%%

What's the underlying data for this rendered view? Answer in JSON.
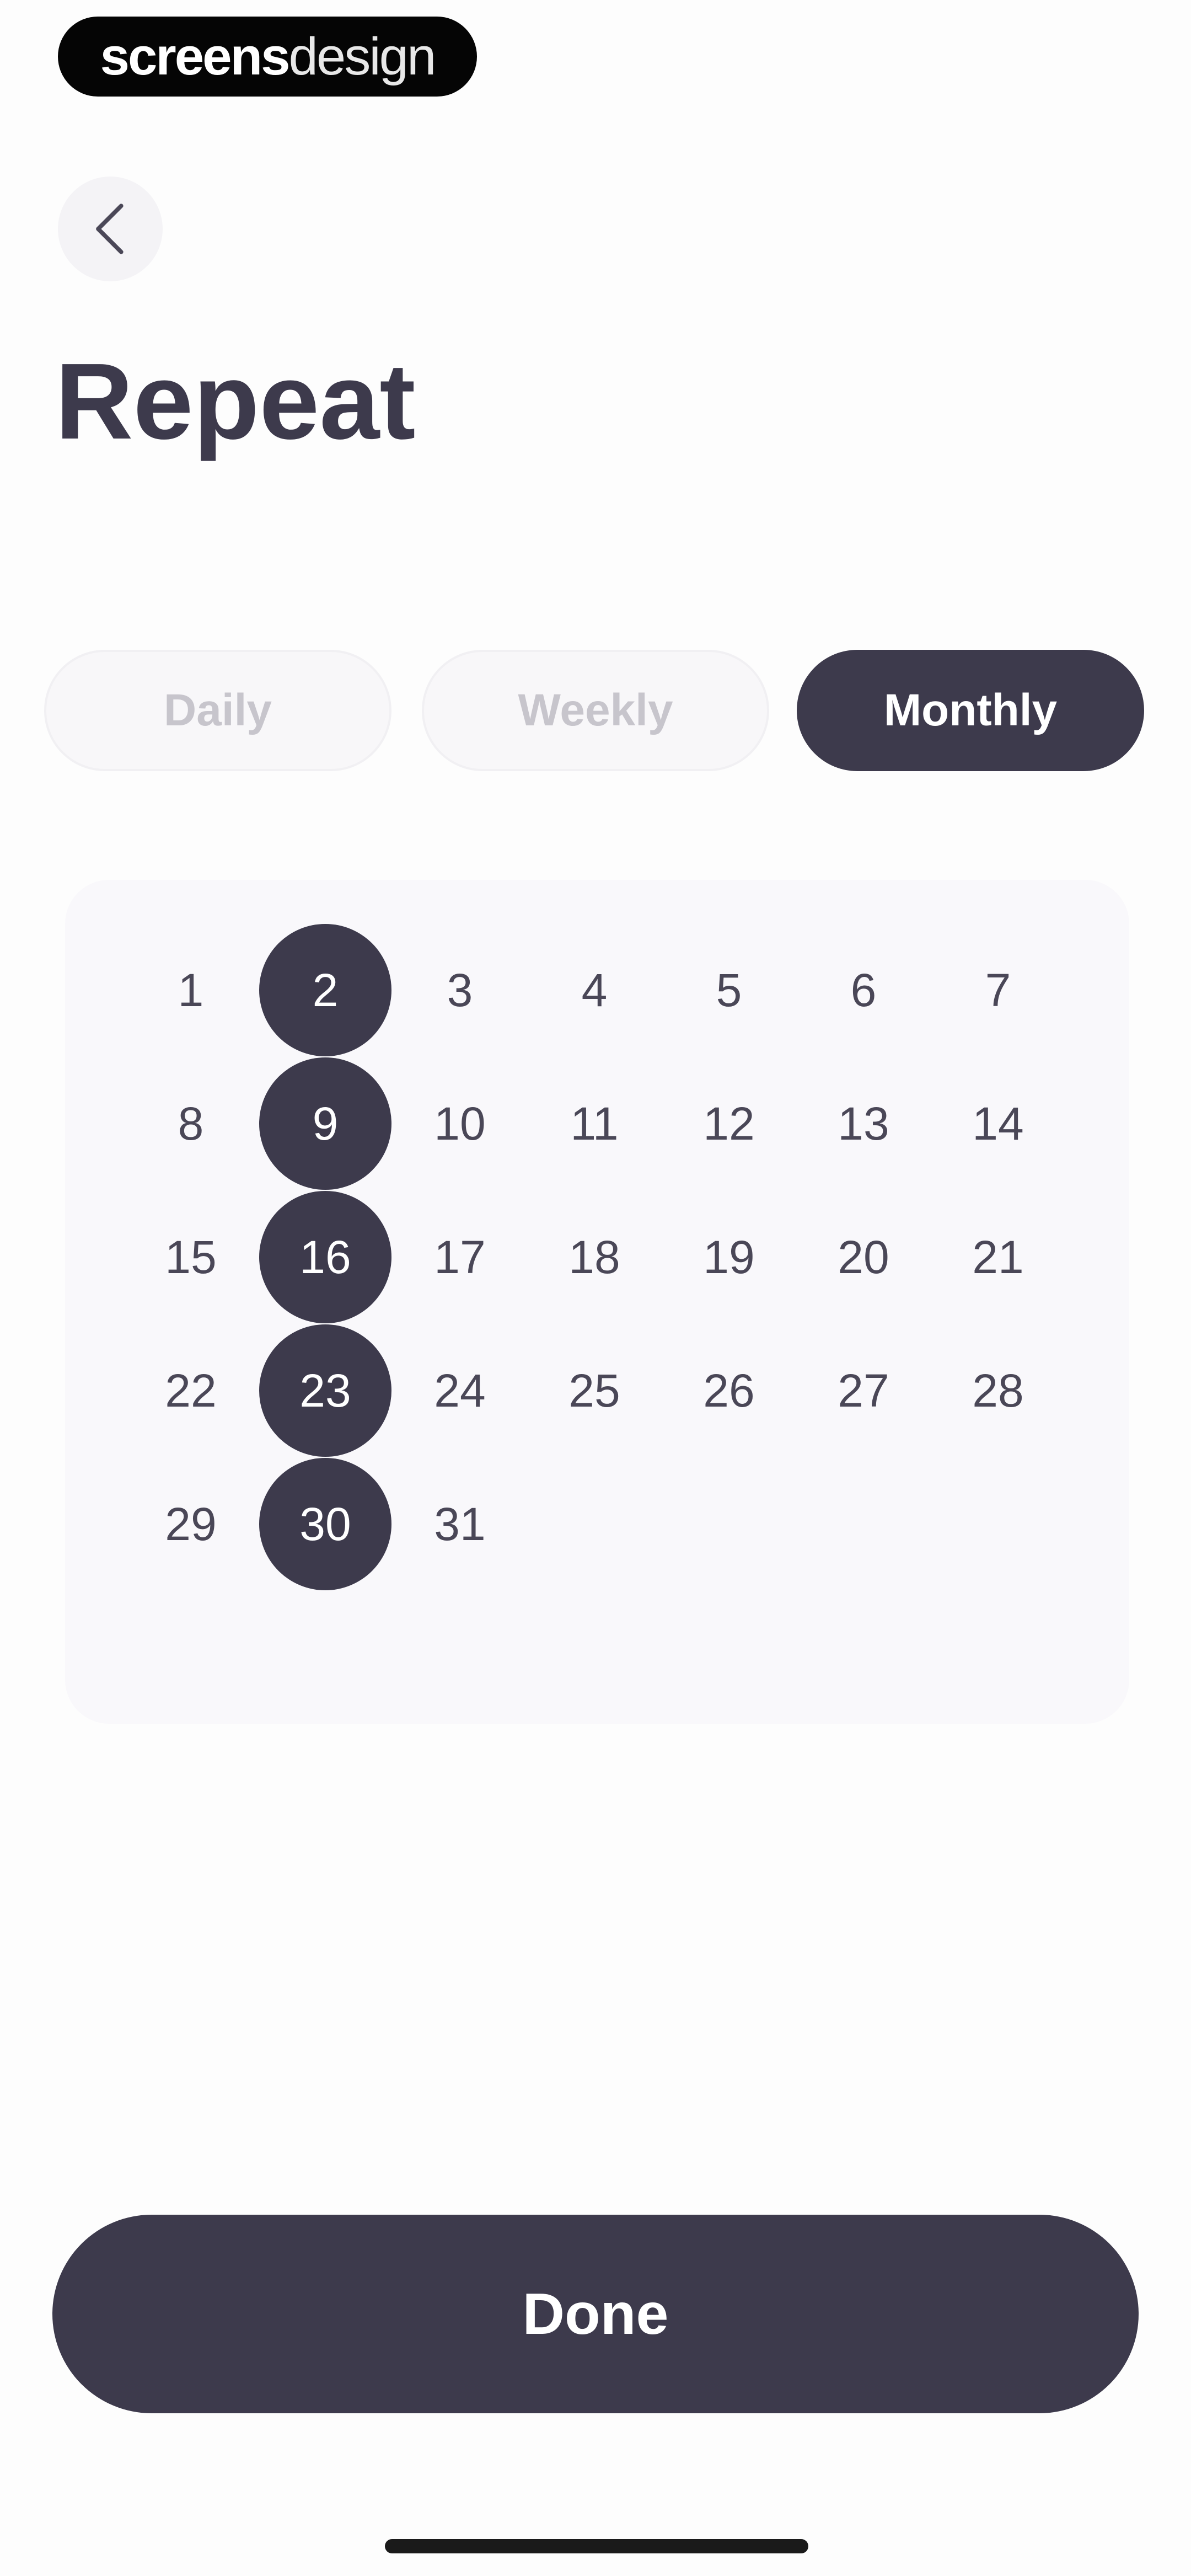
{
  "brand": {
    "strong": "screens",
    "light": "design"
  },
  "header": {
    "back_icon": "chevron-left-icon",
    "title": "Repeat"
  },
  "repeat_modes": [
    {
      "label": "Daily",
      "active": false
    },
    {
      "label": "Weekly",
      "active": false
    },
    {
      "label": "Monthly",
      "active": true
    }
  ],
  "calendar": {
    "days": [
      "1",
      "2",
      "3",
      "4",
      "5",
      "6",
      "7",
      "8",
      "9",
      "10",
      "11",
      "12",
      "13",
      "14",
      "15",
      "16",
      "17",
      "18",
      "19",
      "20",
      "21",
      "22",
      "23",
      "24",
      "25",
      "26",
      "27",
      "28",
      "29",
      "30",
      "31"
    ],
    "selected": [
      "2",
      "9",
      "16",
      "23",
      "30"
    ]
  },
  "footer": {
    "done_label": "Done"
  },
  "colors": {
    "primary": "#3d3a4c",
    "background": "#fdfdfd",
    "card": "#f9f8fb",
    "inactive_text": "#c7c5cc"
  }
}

%%

The pictures should not appear in the copy; every other part of the records above must be returned exactly.

* [Answer below]
What's the underlying data for this rendered view? Answer in JSON.
{
  "brand": {
    "strong": "screens",
    "light": "design"
  },
  "header": {
    "back_icon": "chevron-left-icon",
    "title": "Repeat"
  },
  "repeat_modes": [
    {
      "label": "Daily",
      "active": false
    },
    {
      "label": "Weekly",
      "active": false
    },
    {
      "label": "Monthly",
      "active": true
    }
  ],
  "calendar": {
    "days": [
      "1",
      "2",
      "3",
      "4",
      "5",
      "6",
      "7",
      "8",
      "9",
      "10",
      "11",
      "12",
      "13",
      "14",
      "15",
      "16",
      "17",
      "18",
      "19",
      "20",
      "21",
      "22",
      "23",
      "24",
      "25",
      "26",
      "27",
      "28",
      "29",
      "30",
      "31"
    ],
    "selected": [
      "2",
      "9",
      "16",
      "23",
      "30"
    ]
  },
  "footer": {
    "done_label": "Done"
  },
  "colors": {
    "primary": "#3d3a4c",
    "background": "#fdfdfd",
    "card": "#f9f8fb",
    "inactive_text": "#c7c5cc"
  }
}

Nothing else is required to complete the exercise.